### Data for the task
============================================================

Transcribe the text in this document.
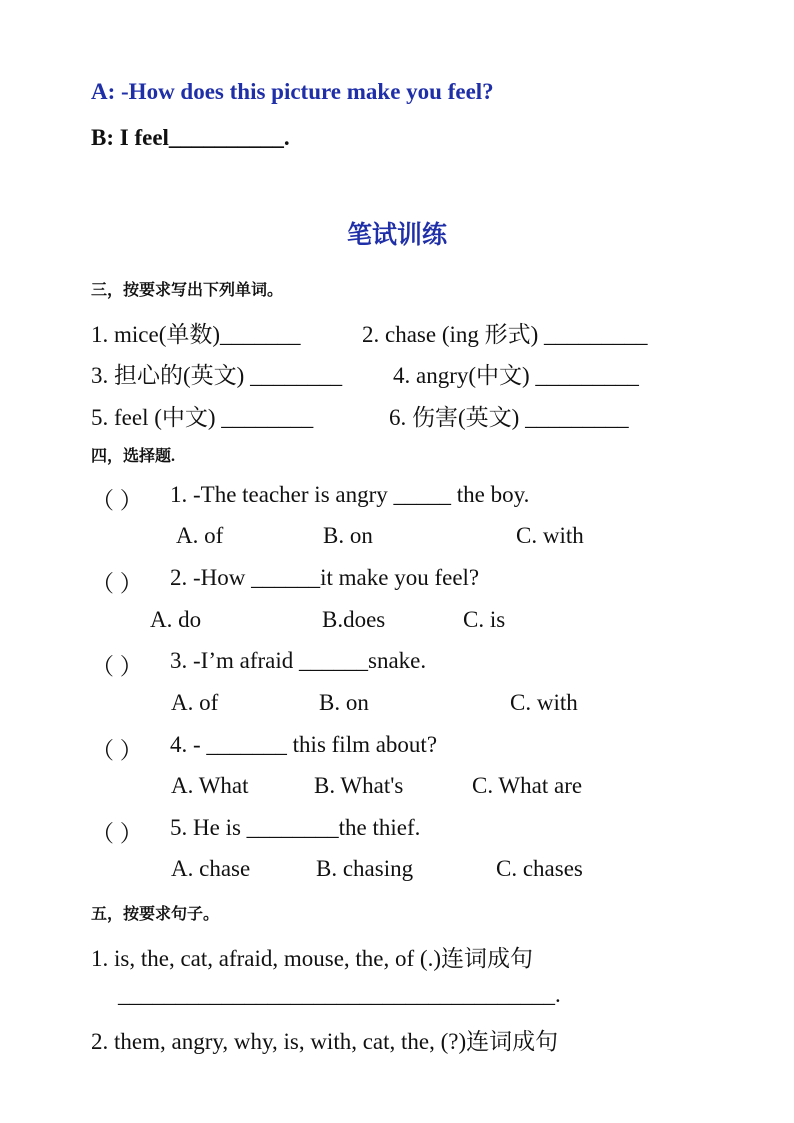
A: -How does this picture make you feel?
B: I feel__________.
笔试训练
三，按要求写出下列单词。
1. mice(单数)_______	2. chase (ing 形式) _________
3. 担心的(英文) ________ 4. angry(中文) _________
5. feel (中文) ________	6. 伤害(英文) _________
四，选择题.
（ ） 1. -The teacher is angry _____ the boy.
A. of	B. on	C. with
（ ） 2. -How ______it make you feel?
A. do	B.does	C. is
（ ） 3. -I’m afraid ______snake.
A. of	B. on	C. with
（ ） 4. - _______ this film about?
A. What	B. What's	C. What are
（ ） 5. He is ________the thief.
A. chase	B. chasing	C. chases
五，按要求句子。
1. is, the, cat, afraid, mouse, the, of (.)连词成句
______________________________________.
2. them, angry, why, is, with, cat, the, (?)连词成句
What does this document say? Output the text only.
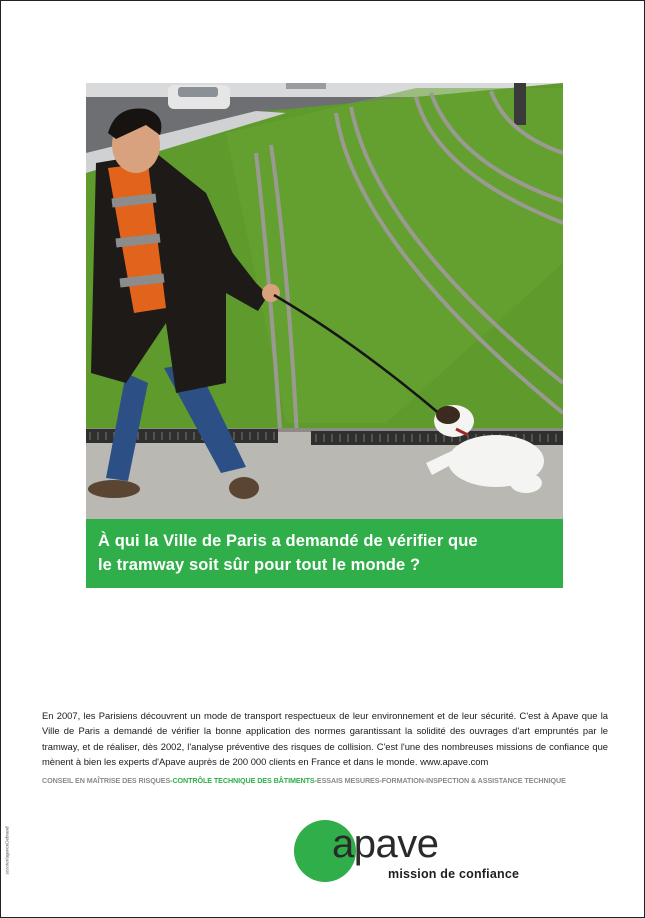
À qui la Ville de Paris a demandé de vérifier que

le tramway soit sûr pour tout le monde ?

En 2007, les Parisiens découvrent un mode de transport respectueux de leur environnement et de leur sécurité. C'est à Apave que la Ville de Paris a demandé de vérifier la bonne application des normes garantissant la solidité des ouvrages d'art empruntés par le tramway, et de réaliser, dès 2002, l'analyse préventive des risques de collision. C'est l'une des nombreuses missions de confiance que mènent à bien les experts d'Apave auprès de 200 000 clients en France et dans le monde. www.apave.com
CONSEIL EN MAÎTRISE DES RISQUES-CONTRÔLE TECHNIQUE DES BÂTIMENTS-ESSAIS MESURES-FORMATION-INSPECTION & ASSISTANCE TECHNIQUE
scooter/agenceDebrand	apave
mission de confiance
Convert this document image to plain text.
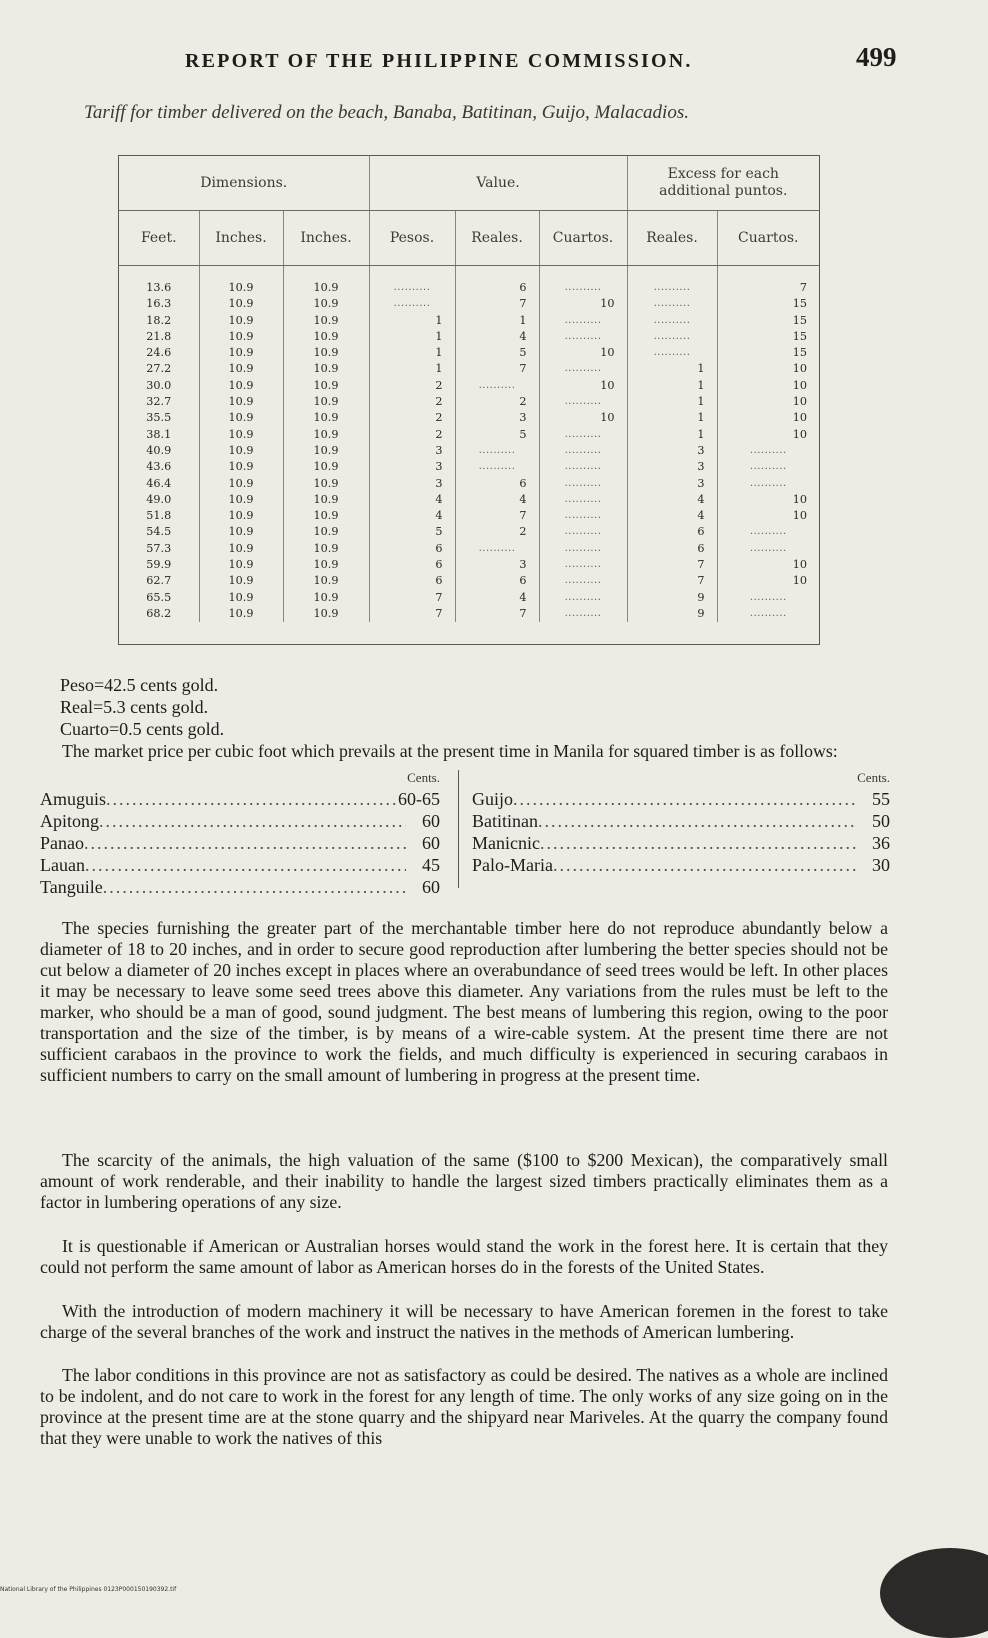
REPORT OF THE PHILIPPINE COMMISSION.	499
Tariff for timber delivered on the beach, Banaba, Batitinan, Guijo, Malacadios.
Dimensions.			Value.			Excess for each additional puntos.	
Feet.	Inches.	Inches.	Pesos.	Reales.	Cuartos.	Reales.	Cuartos.
13.6	10.9	10.9	..........	6	..........	..........	7
16.3	10.9	10.9	..........	7	10	..........	15
18.2	10.9	10.9	1	1	..........	..........	15
21.8	10.9	10.9	1	4	..........	..........	15
24.6	10.9	10.9	1	5	10	..........	15
27.2	10.9	10.9	1	7	..........	1	10
30.0	10.9	10.9	2	..........	10	1	10
32.7	10.9	10.9	2	2	..........	1	10
35.5	10.9	10.9	2	3	10	1	10
38.1	10.9	10.9	2	5	..........	1	10
40.9	10.9	10.9	3	..........	..........	3	..........
43.6	10.9	10.9	3	..........	..........	3	..........
46.4	10.9	10.9	3	6	..........	3	..........
49.0	10.9	10.9	4	4	..........	4	10
51.8	10.9	10.9	4	7	..........	4	10
54.5	10.9	10.9	5	2	..........	6	..........
57.3	10.9	10.9	6	..........	..........	6	..........
59.9	10.9	10.9	6	3	..........	7	10
62.7	10.9	10.9	6	6	..........	7	10
65.5	10.9	10.9	7	4	..........	9	..........
68.2	10.9	10.9	7	7	..........	9	..........
Peso=42.5 cents gold.
Real=5.3 cents gold.
Cuarto=0.5 cents gold.
The market price per cubic foot which prevails at the present time in Manila for squared timber is as follows:
Cents.
Amuguis .....	60-65
Apitong .....	60
Panao .....	60
Lauan .....	45
Tanguile .....	60
Cents.
Guijo .....	55
Batitinan .....	50
Manicnic .....	36
Palo-Maria .....	30
The species furnishing the greater part of the merchantable timber here do not reproduce abundantly below a diameter of 18 to 20 inches, and in order to secure good reproduction after lumbering the better species should not be cut below a diameter of 20 inches except in places where an overabundance of seed trees would be left. In other places it may be necessary to leave some seed trees above this diameter. Any variations from the rules must be left to the marker, who should be a man of good, sound judgment. The best means of lumbering this region, owing to the poor transportation and the size of the timber, is by means of a wire-cable system. At the present time there are not sufficient carabaos in the province to work the fields, and much difficulty is experienced in securing carabaos in sufficient numbers to carry on the small amount of lumbering in progress at the present time.
The scarcity of the animals, the high valuation of the same ($100 to $200 Mexican), the comparatively small amount of work renderable, and their inability to handle the largest sized timbers practically eliminates them as a factor in lumbering operations of any size.
It is questionable if American or Australian horses would stand the work in the forest here. It is certain that they could not perform the same amount of labor as American horses do in the forests of the United States.
With the introduction of modern machinery it will be necessary to have American foremen in the forest to take charge of the several branches of the work and instruct the natives in the methods of American lumbering.
The labor conditions in this province are not as satisfactory as could be desired. The natives as a whole are inclined to be indolent, and do not care to work in the forest for any length of time. The only works of any size going on in the province at the present time are at the stone quarry and the shipyard near Mariveles. At the quarry the company found that they were unable to work the natives of this
National Library of the Philippines 0123P000150190392.tif
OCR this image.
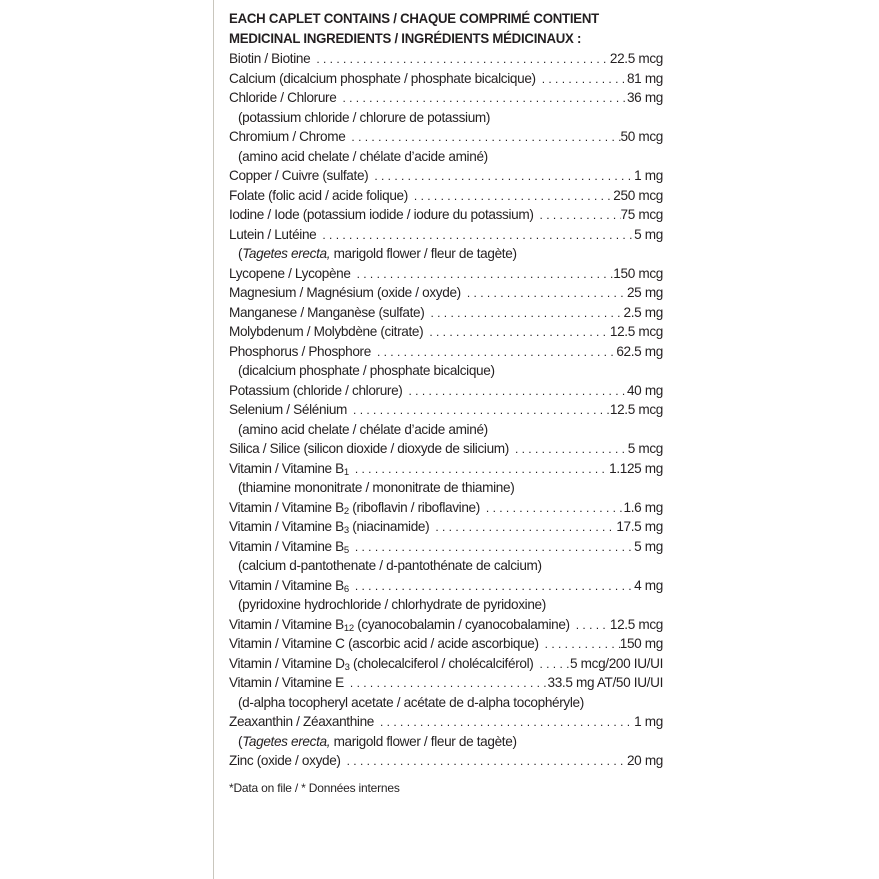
EACH CAPLET CONTAINS / CHAQUE COMPRIMÉ CONTIENT
MEDICINAL INGREDIENTS / INGRÉDIENTS MÉDICINAUX :
Biotin / Biotine . . .	22.5 mcg
Calcium (dicalcium phosphate / phosphate bicalcique) . . .	81 mg
Chloride / Chlorure . . .	36 mg
(potassium chloride / chlorure de potassium)
Chromium / Chrome . . .	50 mcg
(amino acid chelate / chélate d’acide aminé)
Copper / Cuivre (sulfate) . . .	1 mg
Folate (folic acid / acide folique) . . .	250 mcg
Iodine / Iode (potassium iodide / iodure du potassium) . . .	75 mcg
Lutein / Lutéine . . .	5 mg
(Tagetes erecta, marigold flower / fleur de tagète)
Lycopene / Lycopène . . .	150 mcg
Magnesium / Magnésium (oxide / oxyde) . . .	25 mg
Manganese / Manganèse (sulfate) . . .	2.5 mg
Molybdenum / Molybdène (citrate) . . .	12.5 mcg
Phosphorus / Phosphore . . .	62.5 mg
(dicalcium phosphate / phosphate bicalcique)
Potassium (chloride / chlorure) . . .	40 mg
Selenium / Sélénium . . .	12.5 mcg
(amino acid chelate / chélate d’acide aminé)
Silica / Silice (silicon dioxide / dioxyde de silicium) . . .	5 mcg
Vitamin / Vitamine $B_1$ . . .	1.125 mg
(thiamine mononitrate / mononitrate de thiamine)
Vitamin / Vitamine $B_2$ (riboflavin / riboflavine) . . .	1.6 mg
Vitamin / Vitamine $B_3$ (niacinamide) . . .	17.5 mg
Vitamin / Vitamine $B_5$ . . .	5 mg
(calcium d-pantothenate / d-pantothénate de calcium)
Vitamin / Vitamine $B_6$ . . .	4 mg
(pyridoxine hydrochloride / chlorhydrate de pyridoxine)
Vitamin / Vitamine $B_{12}$ (cyanocobalamin / cyanocobalamine) . . .	12.5 mcg
Vitamin / Vitamine C (ascorbic acid / acide ascorbique) . . .	150 mg
Vitamin / Vitamine $D_3$ (cholecalciferol / cholécalciférol) . . .	5 mcg/200 IU/UI
Vitamin / Vitamine E . . .	33.5 mg AT/50 IU/UI
(d-alpha tocopheryl acetate / acétate de d-alpha tocophéryle)
Zeaxanthin / Zéaxanthine . . .	1 mg
(Tagetes erecta, marigold flower / fleur de tagète)
Zinc (oxide / oxyde) . . .	20 mg
*Data on file / * Données internes
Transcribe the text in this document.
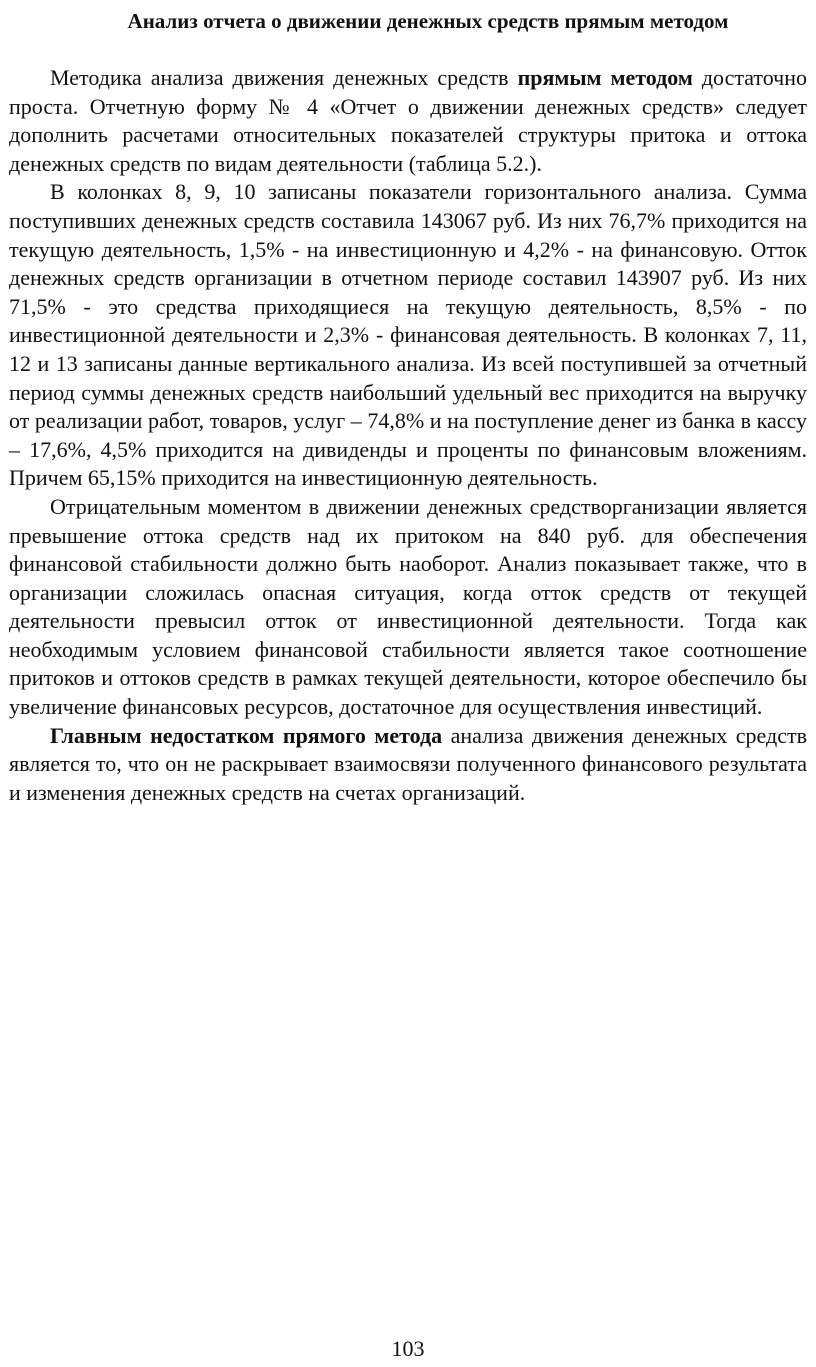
Анализ отчета о движении денежных средств прямым методом

Методика анализа движения денежных средств прямым методом достаточно проста. Отчетную форму № 4 «Отчет о движении денежных средств» следует дополнить расчетами относительных показателей структуры притока и оттока денежных средств по видам деятельности (таблица 5.2.).

В колонках 8, 9, 10 записаны показатели горизонтального анализа. Сумма поступивших денежных средств составила 143067 руб. Из них 76,7% приходится на текущую деятельность, 1,5% - на инвестиционную и 4,2% - на финансовую. Отток денежных средств организации в отчетном периоде составил 143907 руб. Из них 71,5% - это средства приходящиеся на текущую деятельность, 8,5% - по инвестиционной деятельности и 2,3% - финансовая деятельность. В колонках 7, 11, 12 и 13 записаны данные вертикального анализа. Из всей поступившей за отчетный период суммы денежных средств наибольший удельный вес приходится на выручку от реализации работ, товаров, услуг – 74,8% и на поступление денег из банка в кассу – 17,6%, 4,5% приходится на дивиденды и проценты по финансовым вложениям. Причем 65,15% приходится на инвестиционную деятельность.

Отрицательным моментом в движении денежных средстворганизации является превышение оттока средств над их притоком на 840 руб. для обеспечения финансовой стабильности должно быть наоборот. Анализ показывает также, что в организации сложилась опасная ситуация, когда отток средств от текущей деятельности превысил отток от инвестиционной деятельности. Тогда как необходимым условием финансовой стабильности является такое соотношение притоков и оттоков средств в рамках текущей деятельности, которое обеспечило бы увеличение финансовых ресурсов, достаточное для осуществления инвестиций.

Главным недостатком прямого метода анализа движения денежных средств является то, что он не раскрывает взаимосвязи полученного финансового результата и изменения денежных средств на счетах организаций.

103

============================================================

### Written exercise
Spot every line that holds "demandé" and copy it.

### Task output
À qui la Ville de Paris a demandé de vérifier que
En 2007, les Parisiens découvrent un mode de transport respectueux de leur environnement et de leur sécurité. C'est à Apave que la Ville de Paris a demandé de vérifier la bonne application des normes garantissant la solidité des ouvrages d'art empruntés par le tramway, et de réaliser, dès 2002, l'analyse préventive des risques de collision. C'est l'une des nombreuses missions de confiance que mènent à bien les experts d'Apave auprès de 200 000 clients en France et dans le monde. www.apave.com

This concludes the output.